Each entry that follows must be output without any deviation.

→ Source material:

(begin)

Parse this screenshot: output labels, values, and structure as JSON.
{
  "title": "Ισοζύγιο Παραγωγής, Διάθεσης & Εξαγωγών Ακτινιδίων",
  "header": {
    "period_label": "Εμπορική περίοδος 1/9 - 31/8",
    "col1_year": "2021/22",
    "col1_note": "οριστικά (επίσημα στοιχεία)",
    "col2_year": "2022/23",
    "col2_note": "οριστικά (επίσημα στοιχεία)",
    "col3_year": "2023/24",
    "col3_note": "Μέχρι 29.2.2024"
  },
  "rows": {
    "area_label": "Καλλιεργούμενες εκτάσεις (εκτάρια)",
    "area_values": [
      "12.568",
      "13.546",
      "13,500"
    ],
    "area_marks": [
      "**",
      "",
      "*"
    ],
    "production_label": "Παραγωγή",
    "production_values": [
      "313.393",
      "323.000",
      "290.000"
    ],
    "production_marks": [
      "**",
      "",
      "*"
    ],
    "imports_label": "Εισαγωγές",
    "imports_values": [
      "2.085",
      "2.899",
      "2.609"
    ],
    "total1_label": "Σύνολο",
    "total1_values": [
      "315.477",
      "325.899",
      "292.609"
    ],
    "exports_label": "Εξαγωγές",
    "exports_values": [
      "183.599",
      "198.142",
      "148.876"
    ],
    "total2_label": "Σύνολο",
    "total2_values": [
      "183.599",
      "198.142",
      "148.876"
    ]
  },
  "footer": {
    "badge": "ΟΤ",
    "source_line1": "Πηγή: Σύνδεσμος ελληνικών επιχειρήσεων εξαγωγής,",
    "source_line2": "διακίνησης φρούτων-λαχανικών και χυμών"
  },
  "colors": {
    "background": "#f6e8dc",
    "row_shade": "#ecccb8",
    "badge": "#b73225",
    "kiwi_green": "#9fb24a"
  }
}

(end)

→ Task output:
Parse this screenshot: output labels, values, and structure as JSON.
{
  "title": "Ισοζύγιο Παραγωγής, Διάθεσης & Εξαγωγών Ακτινιδίων",
  "header": {
    "period_label": "Εμπορική περίοδος 1/9 - 31/8",
    "col1_year": "2021/22",
    "col1_note": "οριστικά (επίσημα στοιχεία)",
    "col2_year": "2022/23",
    "col2_note": "οριστικά (επίσημα στοιχεία)",
    "col3_year": "2023/24",
    "col3_note": "Μέχρι 29.2.2024"
  },
  "rows": {
    "area_label": "Καλλιεργούμενες εκτάσεις (εκτάρια)",
    "area_values": [
      "12.568",
      "13.546",
      "13,500"
    ],
    "area_marks": [
      "**",
      "",
      "*"
    ],
    "production_label": "Παραγωγή",
    "production_values": [
      "313.393",
      "323.000",
      "290.000"
    ],
    "production_marks": [
      "**",
      "",
      "*"
    ],
    "imports_label": "Εισαγωγές",
    "imports_values": [
      "2.085",
      "2.899",
      "2.609"
    ],
    "total1_label": "Σύνολο",
    "total1_values": [
      "315.477",
      "325.899",
      "292.609"
    ],
    "exports_label": "Εξαγωγές",
    "exports_values": [
      "183.599",
      "198.142",
      "148.876"
    ],
    "total2_label": "Σύνολο",
    "total2_values": [
      "183.599",
      "198.142",
      "148.876"
    ]
  },
  "footer": {
    "badge": "ΟΤ",
    "source_line1": "Πηγή: Σύνδεσμος ελληνικών επιχειρήσεων εξαγωγής,",
    "source_line2": "διακίνησης φρούτων-λαχανικών και χυμών"
  },
  "colors": {
    "background": "#f6e8dc",
    "row_shade": "#ecccb8",
    "badge": "#b73225",
    "kiwi_green": "#9fb24a"
  }
}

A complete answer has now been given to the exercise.